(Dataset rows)
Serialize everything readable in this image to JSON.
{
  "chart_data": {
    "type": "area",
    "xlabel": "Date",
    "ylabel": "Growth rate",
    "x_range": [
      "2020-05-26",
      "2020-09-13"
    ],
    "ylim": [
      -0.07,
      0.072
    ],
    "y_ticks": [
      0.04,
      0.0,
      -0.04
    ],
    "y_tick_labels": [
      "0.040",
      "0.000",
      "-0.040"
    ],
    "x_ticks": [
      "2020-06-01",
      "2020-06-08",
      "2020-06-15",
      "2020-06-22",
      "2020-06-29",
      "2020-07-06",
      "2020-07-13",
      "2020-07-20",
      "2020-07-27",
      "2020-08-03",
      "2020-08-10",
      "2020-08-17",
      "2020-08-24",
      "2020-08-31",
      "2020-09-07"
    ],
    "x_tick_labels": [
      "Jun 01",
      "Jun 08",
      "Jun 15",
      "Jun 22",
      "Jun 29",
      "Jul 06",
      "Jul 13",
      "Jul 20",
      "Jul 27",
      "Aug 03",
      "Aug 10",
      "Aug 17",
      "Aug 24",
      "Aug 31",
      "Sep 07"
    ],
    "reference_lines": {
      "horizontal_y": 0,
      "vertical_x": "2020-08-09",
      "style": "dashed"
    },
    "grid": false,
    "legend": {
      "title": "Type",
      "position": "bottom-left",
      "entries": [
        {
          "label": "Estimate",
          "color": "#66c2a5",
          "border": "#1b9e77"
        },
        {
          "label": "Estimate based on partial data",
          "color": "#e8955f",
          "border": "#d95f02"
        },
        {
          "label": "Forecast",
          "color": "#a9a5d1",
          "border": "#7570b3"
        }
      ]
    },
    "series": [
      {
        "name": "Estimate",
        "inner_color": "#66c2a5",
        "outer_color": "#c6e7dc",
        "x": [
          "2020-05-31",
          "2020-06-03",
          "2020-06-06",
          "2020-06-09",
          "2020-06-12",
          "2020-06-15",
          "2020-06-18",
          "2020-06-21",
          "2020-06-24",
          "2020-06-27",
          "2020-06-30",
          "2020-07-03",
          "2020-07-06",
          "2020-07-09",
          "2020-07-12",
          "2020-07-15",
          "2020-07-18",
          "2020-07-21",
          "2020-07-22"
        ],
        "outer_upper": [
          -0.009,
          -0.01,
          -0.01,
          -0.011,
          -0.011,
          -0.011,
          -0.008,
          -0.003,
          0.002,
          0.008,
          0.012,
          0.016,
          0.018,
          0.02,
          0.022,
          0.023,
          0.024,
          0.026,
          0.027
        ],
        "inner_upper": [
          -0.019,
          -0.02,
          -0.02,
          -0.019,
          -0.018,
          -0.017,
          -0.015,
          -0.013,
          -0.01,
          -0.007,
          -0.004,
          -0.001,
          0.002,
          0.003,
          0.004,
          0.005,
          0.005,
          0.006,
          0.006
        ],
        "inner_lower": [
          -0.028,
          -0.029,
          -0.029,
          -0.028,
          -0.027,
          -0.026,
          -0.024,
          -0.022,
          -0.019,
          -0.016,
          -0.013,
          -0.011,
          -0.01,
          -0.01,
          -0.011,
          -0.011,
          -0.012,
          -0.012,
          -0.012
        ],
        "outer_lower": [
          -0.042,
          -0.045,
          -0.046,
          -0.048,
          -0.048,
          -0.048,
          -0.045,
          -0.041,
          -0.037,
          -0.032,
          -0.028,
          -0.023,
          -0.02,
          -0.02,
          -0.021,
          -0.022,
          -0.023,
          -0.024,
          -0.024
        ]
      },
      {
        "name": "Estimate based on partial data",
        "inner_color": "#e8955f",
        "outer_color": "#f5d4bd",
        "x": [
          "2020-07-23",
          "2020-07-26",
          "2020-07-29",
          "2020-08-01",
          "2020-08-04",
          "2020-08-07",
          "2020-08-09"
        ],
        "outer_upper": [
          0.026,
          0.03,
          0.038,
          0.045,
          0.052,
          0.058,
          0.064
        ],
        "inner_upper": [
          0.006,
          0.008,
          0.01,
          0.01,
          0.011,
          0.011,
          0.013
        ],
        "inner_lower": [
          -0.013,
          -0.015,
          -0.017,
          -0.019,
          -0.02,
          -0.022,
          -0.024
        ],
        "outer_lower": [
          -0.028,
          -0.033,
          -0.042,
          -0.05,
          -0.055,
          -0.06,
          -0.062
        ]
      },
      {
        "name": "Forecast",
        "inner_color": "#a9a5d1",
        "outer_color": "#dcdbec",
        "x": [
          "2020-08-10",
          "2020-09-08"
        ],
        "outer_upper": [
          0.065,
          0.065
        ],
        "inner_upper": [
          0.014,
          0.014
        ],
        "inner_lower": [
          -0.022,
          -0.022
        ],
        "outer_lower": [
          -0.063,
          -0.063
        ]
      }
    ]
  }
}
==
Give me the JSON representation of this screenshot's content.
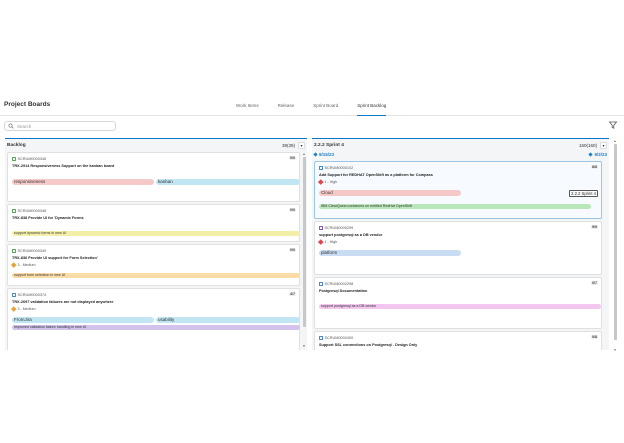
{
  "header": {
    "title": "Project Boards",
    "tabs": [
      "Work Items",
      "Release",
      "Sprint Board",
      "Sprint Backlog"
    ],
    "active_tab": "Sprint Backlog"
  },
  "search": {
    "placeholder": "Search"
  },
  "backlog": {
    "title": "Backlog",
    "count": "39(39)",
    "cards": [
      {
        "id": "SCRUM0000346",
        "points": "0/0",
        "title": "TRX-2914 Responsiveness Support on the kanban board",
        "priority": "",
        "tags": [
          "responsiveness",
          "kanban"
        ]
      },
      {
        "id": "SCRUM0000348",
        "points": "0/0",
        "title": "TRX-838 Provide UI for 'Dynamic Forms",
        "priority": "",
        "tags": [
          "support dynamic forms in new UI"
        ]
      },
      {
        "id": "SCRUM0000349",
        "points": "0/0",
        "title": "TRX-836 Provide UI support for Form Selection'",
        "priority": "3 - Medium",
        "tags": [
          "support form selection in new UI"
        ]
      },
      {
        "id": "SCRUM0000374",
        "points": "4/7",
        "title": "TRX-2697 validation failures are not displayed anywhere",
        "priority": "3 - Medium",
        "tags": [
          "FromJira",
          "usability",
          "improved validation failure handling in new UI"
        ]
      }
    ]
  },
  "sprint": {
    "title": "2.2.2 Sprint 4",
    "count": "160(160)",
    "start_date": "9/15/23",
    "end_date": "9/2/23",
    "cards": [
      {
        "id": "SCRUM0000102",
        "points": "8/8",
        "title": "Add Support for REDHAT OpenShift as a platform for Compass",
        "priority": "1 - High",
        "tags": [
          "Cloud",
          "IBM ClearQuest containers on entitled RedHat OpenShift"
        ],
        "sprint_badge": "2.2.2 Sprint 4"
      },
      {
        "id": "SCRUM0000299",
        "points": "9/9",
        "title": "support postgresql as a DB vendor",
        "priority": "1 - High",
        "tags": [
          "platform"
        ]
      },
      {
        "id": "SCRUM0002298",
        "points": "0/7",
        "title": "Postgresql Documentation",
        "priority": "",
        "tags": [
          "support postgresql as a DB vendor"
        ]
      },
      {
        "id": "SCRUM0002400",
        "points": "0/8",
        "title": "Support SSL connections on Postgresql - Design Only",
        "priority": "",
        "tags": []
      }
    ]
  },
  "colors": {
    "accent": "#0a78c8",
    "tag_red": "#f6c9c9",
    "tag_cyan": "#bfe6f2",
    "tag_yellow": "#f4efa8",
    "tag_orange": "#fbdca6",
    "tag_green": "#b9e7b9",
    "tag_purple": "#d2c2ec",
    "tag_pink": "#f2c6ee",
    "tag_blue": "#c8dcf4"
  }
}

§ Instructions for the task
Identify the lines above that contain the word "platform", then copy them.

§ Answer for the task
        "title": "Add Support for REDHAT OpenShift as a platform for Compass",
          "platform"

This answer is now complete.